Dataset records
───

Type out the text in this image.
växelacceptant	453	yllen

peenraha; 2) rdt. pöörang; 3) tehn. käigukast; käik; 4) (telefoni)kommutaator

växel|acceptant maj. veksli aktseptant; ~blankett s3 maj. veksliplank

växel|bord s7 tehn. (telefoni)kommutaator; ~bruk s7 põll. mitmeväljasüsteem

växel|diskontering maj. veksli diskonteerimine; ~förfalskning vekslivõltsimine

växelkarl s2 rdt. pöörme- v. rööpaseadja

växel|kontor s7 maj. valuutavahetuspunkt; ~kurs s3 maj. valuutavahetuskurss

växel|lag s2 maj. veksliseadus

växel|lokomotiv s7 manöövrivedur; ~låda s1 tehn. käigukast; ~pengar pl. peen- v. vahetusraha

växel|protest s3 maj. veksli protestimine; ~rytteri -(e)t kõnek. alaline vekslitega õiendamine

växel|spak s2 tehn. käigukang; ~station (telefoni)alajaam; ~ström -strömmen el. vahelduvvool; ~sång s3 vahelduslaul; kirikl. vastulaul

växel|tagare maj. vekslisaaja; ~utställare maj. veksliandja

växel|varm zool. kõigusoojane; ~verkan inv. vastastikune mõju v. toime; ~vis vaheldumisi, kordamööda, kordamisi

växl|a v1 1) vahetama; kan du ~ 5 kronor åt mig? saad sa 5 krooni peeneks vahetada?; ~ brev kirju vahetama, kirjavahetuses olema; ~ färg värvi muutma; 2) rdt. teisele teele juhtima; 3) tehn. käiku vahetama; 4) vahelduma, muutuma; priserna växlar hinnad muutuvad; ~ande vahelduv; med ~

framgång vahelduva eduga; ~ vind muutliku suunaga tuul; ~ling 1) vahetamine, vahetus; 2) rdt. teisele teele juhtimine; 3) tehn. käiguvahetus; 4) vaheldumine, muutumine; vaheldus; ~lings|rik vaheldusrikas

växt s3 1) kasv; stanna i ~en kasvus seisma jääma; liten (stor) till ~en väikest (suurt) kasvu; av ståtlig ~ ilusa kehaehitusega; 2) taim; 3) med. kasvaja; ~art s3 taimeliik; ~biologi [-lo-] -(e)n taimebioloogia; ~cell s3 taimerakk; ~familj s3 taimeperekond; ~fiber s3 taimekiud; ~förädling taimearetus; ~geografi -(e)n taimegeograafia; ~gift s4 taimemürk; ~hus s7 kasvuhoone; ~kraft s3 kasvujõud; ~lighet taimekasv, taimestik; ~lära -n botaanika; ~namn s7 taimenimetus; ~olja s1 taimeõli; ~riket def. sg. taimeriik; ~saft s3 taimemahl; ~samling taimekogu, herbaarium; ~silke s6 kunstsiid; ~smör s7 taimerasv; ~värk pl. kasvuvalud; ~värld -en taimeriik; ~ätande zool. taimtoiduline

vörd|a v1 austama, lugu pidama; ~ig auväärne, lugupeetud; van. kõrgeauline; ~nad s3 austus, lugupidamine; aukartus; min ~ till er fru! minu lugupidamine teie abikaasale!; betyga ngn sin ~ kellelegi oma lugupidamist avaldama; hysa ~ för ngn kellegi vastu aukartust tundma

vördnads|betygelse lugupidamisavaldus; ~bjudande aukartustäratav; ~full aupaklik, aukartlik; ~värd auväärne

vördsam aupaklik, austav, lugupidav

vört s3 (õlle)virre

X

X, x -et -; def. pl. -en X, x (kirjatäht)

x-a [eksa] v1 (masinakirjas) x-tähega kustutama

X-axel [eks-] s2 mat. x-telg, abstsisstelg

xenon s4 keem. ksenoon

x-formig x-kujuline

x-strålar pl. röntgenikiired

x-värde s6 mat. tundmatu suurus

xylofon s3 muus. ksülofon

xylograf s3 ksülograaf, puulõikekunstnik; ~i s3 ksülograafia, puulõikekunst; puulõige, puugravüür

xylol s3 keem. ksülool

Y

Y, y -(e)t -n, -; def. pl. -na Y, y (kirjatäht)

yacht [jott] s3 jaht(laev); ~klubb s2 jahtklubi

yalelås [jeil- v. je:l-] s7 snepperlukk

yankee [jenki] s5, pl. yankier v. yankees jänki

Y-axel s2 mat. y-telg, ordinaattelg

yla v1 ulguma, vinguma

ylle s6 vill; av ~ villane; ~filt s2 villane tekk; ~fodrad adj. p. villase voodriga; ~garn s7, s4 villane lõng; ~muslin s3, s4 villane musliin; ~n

───

• **Short exercise**
Search the data above for the word "aupaklik", then gather each line in which it appears.

• **Full response**
vördnads|betygelse lugupidamisavaldus; ~bjudande aukartustäratav; ~full aupaklik, aukartlik; ~värd auväärne
vördsam aupaklik, austav, lugupidav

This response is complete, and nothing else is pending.